__Set problem__: Copy out the lines below, changing every "svg-text" to "chart-text" and leaving all other text unchanged.

Excerpts from a layout annotation set:
>>>>

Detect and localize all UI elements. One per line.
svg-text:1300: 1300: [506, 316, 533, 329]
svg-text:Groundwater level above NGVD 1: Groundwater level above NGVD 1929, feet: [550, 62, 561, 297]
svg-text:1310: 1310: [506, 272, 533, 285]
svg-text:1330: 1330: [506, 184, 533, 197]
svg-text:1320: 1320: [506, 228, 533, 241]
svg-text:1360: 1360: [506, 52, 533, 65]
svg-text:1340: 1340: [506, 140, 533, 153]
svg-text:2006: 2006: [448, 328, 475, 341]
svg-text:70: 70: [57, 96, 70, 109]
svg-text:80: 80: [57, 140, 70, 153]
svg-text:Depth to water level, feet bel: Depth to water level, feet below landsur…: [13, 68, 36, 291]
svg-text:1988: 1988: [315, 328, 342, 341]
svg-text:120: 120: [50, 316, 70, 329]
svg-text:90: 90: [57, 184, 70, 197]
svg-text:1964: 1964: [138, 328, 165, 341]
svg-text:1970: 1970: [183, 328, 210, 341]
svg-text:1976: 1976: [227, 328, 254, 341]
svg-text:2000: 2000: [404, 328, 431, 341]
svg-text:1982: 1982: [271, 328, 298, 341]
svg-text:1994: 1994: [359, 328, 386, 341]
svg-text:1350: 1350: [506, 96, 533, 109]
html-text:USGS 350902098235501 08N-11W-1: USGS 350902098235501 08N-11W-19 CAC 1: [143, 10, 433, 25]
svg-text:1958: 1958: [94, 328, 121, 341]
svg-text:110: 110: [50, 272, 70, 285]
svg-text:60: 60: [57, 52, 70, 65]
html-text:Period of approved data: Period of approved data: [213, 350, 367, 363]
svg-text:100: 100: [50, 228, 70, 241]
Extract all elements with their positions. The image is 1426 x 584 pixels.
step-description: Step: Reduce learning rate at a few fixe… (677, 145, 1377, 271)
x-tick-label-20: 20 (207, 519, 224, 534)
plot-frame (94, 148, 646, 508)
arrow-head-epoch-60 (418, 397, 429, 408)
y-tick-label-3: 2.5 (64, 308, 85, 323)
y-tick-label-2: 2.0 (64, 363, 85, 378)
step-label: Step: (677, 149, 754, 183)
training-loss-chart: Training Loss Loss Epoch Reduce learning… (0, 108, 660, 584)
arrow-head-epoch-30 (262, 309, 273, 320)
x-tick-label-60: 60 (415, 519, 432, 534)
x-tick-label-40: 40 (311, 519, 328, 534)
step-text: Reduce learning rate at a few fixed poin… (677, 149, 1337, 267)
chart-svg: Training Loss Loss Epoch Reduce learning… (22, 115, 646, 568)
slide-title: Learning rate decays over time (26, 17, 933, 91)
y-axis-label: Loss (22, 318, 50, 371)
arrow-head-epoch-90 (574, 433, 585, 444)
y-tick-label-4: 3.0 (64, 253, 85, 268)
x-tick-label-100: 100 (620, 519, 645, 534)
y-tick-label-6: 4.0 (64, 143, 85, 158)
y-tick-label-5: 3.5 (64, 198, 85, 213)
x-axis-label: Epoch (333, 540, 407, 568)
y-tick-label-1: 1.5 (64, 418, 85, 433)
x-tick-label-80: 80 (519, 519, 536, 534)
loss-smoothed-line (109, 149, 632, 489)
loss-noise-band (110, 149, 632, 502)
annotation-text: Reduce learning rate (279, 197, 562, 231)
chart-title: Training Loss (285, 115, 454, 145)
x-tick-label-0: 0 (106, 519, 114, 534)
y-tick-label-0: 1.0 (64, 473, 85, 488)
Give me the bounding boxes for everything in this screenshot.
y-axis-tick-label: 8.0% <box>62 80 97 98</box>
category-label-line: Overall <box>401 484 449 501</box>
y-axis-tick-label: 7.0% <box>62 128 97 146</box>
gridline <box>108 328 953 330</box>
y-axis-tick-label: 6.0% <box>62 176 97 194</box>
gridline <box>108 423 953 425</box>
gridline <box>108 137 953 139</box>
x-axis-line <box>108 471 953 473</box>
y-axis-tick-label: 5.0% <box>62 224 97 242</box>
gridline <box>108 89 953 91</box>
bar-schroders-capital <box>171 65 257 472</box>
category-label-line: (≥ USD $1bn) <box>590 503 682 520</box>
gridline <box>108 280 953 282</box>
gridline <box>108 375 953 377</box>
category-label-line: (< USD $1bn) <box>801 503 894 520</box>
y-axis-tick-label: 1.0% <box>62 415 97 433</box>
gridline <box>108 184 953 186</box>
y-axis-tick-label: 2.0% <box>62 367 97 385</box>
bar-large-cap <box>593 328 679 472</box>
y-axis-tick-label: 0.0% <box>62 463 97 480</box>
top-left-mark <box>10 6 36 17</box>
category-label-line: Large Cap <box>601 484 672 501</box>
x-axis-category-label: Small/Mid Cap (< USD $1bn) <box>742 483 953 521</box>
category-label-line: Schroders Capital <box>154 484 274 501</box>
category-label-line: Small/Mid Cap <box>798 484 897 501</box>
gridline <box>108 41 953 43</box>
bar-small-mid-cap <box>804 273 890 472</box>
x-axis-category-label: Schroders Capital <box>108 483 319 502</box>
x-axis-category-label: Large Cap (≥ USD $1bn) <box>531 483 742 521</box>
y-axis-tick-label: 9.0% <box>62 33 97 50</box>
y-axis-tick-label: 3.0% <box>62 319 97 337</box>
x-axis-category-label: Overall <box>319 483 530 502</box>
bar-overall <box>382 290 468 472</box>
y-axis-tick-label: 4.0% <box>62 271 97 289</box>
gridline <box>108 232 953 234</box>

<<<<

__Task solution__:
Detect and localize all UI elements. One per line.
chart-text:1300: 1300: [506, 316, 533, 329]
chart-text:Groundwater level above NGVD 1: Groundwater level above NGVD 1929, feet: [550, 62, 561, 297]
chart-text:1310: 1310: [506, 272, 533, 285]
chart-text:1330: 1330: [506, 184, 533, 197]
chart-text:1320: 1320: [506, 228, 533, 241]
chart-text:1360: 1360: [506, 52, 533, 65]
chart-text:1340: 1340: [506, 140, 533, 153]
chart-text:2006: 2006: [448, 328, 475, 341]
chart-text:70: 70: [57, 96, 70, 109]
chart-text:80: 80: [57, 140, 70, 153]
chart-text:Depth to water level, feet bel: Depth to water level, feet below landsur…: [13, 68, 36, 291]
chart-text:1988: 1988: [315, 328, 342, 341]
chart-text:120: 120: [50, 316, 70, 329]
chart-text:90: 90: [57, 184, 70, 197]
chart-text:1964: 1964: [138, 328, 165, 341]
chart-text:1970: 1970: [183, 328, 210, 341]
chart-text:1976: 1976: [227, 328, 254, 341]
chart-text:2000: 2000: [404, 328, 431, 341]
chart-text:1982: 1982: [271, 328, 298, 341]
chart-text:1994: 1994: [359, 328, 386, 341]
chart-text:1350: 1350: [506, 96, 533, 109]
html-text:USGS 350902098235501 08N-11W-1: USGS 350902098235501 08N-11W-19 CAC 1: [143, 10, 433, 25]
chart-text:1958: 1958: [94, 328, 121, 341]
chart-text:110: 110: [50, 272, 70, 285]
chart-text:60: 60: [57, 52, 70, 65]
html-text:Period of approved data: Period of approved data: [213, 350, 367, 363]
chart-text:100: 100: [50, 228, 70, 241]
Extract all elements with their positions. The image is 1426 x 584 pixels.
step-description: Step: Reduce learning rate at a few fixe… (677, 145, 1377, 271)
x-tick-label-20: 20 (207, 519, 224, 534)
plot-frame (94, 148, 646, 508)
arrow-head-epoch-60 (418, 397, 429, 408)
y-tick-label-3: 2.5 (64, 308, 85, 323)
y-tick-label-2: 2.0 (64, 363, 85, 378)
step-label: Step: (677, 149, 754, 183)
training-loss-chart: Training Loss Loss Epoch Reduce learning… (0, 108, 660, 584)
arrow-head-epoch-30 (262, 309, 273, 320)
x-tick-label-60: 60 (415, 519, 432, 534)
x-tick-label-40: 40 (311, 519, 328, 534)
step-text: Reduce learning rate at a few fixed poin… (677, 149, 1337, 267)
chart-svg: Training Loss Loss Epoch Reduce learning… (22, 115, 646, 568)
slide-title: Learning rate decays over time (26, 17, 933, 91)
y-axis-label: Loss (22, 318, 50, 371)
arrow-head-epoch-90 (574, 433, 585, 444)
y-tick-label-4: 3.0 (64, 253, 85, 268)
x-tick-label-100: 100 (620, 519, 645, 534)
y-tick-label-6: 4.0 (64, 143, 85, 158)
y-tick-label-5: 3.5 (64, 198, 85, 213)
x-axis-label: Epoch (333, 540, 407, 568)
y-tick-label-1: 1.5 (64, 418, 85, 433)
x-tick-label-80: 80 (519, 519, 536, 534)
loss-smoothed-line (109, 149, 632, 489)
loss-noise-band (110, 149, 632, 502)
annotation-text: Reduce learning rate (279, 197, 562, 231)
chart-title: Training Loss (285, 115, 454, 145)
x-tick-label-0: 0 (106, 519, 114, 534)
y-tick-label-0: 1.0 (64, 473, 85, 488)
Give me the bounding boxes for everything in this screenshot.
y-axis-tick-label: 8.0% <box>62 80 97 98</box>
category-label-line: Overall <box>401 484 449 501</box>
y-axis-tick-label: 7.0% <box>62 128 97 146</box>
gridline <box>108 328 953 330</box>
y-axis-tick-label: 6.0% <box>62 176 97 194</box>
gridline <box>108 423 953 425</box>
gridline <box>108 137 953 139</box>
x-axis-line <box>108 471 953 473</box>
y-axis-tick-label: 5.0% <box>62 224 97 242</box>
gridline <box>108 89 953 91</box>
bar-schroders-capital <box>171 65 257 472</box>
category-label-line: (≥ USD $1bn) <box>590 503 682 520</box>
gridline <box>108 280 953 282</box>
gridline <box>108 375 953 377</box>
category-label-line: (< USD $1bn) <box>801 503 894 520</box>
y-axis-tick-label: 1.0% <box>62 415 97 433</box>
gridline <box>108 184 953 186</box>
y-axis-tick-label: 2.0% <box>62 367 97 385</box>
bar-large-cap <box>593 328 679 472</box>
y-axis-tick-label: 0.0% <box>62 463 97 480</box>
top-left-mark <box>10 6 36 17</box>
category-label-line: Large Cap <box>601 484 672 501</box>
x-axis-category-label: Small/Mid Cap (< USD $1bn) <box>742 483 953 521</box>
category-label-line: Schroders Capital <box>154 484 274 501</box>
category-label-line: Small/Mid Cap <box>798 484 897 501</box>
gridline <box>108 41 953 43</box>
bar-small-mid-cap <box>804 273 890 472</box>
x-axis-category-label: Schroders Capital <box>108 483 319 502</box>
x-axis-category-label: Large Cap (≥ USD $1bn) <box>531 483 742 521</box>
y-axis-tick-label: 9.0% <box>62 33 97 50</box>
y-axis-tick-label: 3.0% <box>62 319 97 337</box>
x-axis-category-label: Overall <box>319 483 530 502</box>
bar-overall <box>382 290 468 472</box>
y-axis-tick-label: 4.0% <box>62 271 97 289</box>
gridline <box>108 232 953 234</box>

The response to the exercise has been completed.